What you will do: Go through the listing and copy each line that has the string "micrograph" in it.

Records to process:
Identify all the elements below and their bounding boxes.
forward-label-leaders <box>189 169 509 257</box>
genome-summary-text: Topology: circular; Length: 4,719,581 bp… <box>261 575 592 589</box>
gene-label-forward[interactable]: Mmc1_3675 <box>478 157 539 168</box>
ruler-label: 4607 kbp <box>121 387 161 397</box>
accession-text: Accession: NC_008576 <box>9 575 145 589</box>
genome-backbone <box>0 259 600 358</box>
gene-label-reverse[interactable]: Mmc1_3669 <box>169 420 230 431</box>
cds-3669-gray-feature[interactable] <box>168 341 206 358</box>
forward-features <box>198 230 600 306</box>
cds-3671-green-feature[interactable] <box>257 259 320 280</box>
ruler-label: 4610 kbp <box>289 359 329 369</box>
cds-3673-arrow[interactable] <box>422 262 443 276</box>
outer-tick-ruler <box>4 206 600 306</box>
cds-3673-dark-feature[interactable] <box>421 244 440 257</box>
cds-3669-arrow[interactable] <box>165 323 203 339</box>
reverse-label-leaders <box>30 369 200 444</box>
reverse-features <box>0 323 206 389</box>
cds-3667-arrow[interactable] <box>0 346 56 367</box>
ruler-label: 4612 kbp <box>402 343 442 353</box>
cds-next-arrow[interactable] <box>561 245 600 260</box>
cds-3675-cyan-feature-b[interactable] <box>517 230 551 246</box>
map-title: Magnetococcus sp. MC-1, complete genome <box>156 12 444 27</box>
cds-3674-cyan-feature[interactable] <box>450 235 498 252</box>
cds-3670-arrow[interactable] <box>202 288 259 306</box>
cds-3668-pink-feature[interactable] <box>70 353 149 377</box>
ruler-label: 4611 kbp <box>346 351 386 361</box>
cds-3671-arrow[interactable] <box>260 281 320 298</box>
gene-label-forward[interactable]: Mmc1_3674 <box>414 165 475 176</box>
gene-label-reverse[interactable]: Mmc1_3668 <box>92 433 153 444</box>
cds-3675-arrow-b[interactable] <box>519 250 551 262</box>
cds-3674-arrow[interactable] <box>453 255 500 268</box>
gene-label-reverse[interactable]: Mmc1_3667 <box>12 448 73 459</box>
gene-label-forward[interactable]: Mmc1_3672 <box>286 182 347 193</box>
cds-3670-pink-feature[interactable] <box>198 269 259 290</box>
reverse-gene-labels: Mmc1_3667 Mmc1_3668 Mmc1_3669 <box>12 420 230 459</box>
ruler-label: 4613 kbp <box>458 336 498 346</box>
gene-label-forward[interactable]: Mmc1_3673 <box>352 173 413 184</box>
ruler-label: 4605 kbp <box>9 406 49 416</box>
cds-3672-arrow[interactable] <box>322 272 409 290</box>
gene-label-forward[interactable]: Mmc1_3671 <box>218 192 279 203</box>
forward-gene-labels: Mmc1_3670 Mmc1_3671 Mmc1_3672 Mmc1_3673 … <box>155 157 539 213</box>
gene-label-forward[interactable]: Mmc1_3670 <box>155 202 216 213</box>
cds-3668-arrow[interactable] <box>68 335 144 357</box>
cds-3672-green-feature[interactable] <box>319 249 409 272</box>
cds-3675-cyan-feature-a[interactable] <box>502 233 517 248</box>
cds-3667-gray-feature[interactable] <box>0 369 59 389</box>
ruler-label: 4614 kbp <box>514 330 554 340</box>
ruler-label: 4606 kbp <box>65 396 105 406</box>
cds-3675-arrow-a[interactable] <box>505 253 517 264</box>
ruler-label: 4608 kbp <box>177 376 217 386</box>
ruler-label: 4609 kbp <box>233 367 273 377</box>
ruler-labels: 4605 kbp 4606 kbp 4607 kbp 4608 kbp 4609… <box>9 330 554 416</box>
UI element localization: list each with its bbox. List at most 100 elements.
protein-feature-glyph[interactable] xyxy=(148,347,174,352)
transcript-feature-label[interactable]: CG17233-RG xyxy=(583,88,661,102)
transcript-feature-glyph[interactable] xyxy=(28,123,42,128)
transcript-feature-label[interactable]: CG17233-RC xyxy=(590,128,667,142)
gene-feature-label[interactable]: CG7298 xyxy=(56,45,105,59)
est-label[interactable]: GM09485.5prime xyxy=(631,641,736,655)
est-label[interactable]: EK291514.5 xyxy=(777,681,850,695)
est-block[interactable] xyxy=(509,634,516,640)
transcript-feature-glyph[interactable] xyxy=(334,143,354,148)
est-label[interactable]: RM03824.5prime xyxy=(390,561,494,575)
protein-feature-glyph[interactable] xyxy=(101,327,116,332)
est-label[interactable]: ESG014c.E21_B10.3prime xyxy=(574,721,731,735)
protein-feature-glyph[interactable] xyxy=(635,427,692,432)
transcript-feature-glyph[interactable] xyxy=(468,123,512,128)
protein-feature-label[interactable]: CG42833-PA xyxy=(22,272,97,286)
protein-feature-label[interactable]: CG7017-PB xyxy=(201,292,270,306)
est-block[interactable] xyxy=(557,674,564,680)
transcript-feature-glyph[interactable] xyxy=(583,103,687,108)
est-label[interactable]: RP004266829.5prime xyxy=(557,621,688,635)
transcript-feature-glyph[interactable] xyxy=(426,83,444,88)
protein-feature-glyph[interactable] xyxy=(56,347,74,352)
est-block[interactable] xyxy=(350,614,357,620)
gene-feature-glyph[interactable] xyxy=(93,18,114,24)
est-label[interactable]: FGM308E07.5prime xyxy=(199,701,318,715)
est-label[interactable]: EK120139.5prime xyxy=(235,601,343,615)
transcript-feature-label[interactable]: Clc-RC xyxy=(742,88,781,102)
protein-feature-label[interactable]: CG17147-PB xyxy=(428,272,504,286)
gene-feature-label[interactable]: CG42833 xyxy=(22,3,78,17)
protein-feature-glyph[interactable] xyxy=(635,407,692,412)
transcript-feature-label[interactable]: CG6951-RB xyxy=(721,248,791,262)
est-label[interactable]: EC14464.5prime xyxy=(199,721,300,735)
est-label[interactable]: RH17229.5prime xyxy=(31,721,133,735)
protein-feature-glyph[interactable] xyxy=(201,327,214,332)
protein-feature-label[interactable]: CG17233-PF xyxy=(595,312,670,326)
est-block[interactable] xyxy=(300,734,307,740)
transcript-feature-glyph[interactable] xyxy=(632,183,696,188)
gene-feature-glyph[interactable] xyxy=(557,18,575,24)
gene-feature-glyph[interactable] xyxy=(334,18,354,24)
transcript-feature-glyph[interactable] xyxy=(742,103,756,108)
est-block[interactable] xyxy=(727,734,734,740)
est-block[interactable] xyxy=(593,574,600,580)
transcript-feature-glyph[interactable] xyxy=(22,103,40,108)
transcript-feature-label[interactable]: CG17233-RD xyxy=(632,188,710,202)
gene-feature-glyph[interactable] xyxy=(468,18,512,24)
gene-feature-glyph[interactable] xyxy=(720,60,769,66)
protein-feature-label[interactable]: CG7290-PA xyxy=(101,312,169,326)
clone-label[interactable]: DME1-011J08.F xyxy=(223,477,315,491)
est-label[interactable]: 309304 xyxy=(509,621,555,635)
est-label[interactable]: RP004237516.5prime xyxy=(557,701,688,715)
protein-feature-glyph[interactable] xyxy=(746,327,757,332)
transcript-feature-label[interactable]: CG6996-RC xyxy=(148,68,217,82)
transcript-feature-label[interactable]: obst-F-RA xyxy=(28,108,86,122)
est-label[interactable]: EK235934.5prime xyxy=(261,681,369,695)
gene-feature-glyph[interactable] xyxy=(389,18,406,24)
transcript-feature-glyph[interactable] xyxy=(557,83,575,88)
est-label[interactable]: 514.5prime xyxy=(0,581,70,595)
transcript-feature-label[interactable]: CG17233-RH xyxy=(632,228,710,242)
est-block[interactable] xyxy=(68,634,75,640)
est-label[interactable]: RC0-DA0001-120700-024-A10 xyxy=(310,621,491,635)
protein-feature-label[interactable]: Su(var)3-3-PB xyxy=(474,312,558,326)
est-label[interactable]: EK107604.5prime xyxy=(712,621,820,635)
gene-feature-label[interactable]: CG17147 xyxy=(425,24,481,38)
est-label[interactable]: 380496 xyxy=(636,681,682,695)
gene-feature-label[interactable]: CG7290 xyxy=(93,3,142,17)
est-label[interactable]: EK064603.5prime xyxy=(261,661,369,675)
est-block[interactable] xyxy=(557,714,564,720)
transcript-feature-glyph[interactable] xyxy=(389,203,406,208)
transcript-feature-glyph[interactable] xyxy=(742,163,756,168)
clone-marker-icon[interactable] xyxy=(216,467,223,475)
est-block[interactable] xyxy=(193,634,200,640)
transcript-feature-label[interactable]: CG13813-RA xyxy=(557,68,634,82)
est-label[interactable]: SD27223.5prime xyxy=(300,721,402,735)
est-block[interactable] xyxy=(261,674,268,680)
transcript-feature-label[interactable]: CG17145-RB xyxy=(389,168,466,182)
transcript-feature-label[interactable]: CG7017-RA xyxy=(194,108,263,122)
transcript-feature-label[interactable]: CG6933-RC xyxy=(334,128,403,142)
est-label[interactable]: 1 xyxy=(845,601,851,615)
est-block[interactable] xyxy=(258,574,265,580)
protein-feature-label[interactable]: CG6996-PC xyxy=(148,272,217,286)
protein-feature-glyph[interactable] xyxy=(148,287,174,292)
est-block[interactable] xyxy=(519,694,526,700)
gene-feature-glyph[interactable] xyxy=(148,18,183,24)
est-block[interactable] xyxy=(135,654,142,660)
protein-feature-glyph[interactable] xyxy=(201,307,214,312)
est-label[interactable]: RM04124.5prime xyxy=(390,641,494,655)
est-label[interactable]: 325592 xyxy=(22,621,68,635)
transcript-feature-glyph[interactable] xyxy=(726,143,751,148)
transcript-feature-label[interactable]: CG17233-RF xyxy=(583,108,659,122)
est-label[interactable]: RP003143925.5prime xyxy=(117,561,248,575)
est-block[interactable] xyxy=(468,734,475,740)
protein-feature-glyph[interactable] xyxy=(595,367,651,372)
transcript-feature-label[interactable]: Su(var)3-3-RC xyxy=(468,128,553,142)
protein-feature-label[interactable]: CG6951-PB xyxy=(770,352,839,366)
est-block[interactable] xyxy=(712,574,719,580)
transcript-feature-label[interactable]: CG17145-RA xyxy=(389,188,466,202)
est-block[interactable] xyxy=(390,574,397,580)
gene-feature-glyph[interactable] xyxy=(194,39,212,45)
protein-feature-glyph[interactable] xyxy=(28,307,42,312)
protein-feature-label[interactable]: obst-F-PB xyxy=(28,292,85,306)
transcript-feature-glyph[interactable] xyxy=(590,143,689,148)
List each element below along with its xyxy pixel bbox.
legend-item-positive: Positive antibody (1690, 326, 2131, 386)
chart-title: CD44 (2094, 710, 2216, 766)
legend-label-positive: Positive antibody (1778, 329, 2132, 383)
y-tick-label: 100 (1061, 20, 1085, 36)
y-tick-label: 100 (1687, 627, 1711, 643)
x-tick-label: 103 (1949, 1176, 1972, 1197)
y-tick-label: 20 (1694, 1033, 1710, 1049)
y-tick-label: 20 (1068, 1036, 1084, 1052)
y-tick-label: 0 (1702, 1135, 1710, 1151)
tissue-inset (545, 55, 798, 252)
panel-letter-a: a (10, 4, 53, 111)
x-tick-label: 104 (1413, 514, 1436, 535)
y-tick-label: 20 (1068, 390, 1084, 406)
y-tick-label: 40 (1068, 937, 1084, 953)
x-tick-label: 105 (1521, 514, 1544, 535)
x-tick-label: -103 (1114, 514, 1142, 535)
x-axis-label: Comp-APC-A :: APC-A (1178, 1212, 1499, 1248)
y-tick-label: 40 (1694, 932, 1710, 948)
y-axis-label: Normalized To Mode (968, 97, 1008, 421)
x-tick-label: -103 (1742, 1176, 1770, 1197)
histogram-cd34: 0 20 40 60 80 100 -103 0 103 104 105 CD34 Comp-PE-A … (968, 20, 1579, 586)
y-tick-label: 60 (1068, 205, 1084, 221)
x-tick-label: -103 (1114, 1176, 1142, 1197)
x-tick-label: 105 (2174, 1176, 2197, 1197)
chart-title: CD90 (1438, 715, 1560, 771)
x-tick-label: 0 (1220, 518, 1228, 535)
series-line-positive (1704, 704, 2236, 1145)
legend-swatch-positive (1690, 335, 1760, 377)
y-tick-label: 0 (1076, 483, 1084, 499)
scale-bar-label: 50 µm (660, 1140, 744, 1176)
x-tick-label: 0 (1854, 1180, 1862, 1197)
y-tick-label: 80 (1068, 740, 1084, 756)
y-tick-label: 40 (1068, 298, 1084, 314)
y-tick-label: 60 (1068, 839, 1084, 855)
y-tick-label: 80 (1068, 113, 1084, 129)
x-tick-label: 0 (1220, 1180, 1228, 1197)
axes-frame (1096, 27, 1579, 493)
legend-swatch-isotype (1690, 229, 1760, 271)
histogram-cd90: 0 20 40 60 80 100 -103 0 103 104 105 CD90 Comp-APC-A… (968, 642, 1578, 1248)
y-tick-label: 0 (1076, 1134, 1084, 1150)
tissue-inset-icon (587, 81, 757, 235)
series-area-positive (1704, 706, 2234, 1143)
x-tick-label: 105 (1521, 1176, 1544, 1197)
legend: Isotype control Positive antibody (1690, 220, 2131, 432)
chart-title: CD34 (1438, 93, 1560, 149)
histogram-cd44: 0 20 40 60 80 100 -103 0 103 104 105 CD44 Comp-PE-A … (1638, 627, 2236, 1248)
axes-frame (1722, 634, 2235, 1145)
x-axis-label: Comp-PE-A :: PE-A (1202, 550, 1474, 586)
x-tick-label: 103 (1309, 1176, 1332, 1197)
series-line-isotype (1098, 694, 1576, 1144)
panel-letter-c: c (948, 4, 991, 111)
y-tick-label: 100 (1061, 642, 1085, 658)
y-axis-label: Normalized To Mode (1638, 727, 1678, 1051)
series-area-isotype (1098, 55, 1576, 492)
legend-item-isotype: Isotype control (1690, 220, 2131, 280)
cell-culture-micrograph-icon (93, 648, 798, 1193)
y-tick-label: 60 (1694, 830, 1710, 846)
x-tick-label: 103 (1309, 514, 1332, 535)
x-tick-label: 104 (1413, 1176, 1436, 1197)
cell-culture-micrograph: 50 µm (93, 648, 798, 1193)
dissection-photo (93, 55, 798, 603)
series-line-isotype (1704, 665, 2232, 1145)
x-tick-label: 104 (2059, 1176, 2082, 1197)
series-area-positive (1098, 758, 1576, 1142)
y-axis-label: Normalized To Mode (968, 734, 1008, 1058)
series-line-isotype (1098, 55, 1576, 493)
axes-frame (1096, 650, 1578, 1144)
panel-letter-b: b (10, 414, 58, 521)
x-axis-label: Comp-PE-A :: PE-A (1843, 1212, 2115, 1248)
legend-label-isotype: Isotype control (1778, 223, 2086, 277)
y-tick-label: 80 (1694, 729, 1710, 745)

Answer for this exercise:
cell-culture-micrograph-icon (93, 648, 798, 1193)
cell-culture-micrograph: 50 µm (93, 648, 798, 1193)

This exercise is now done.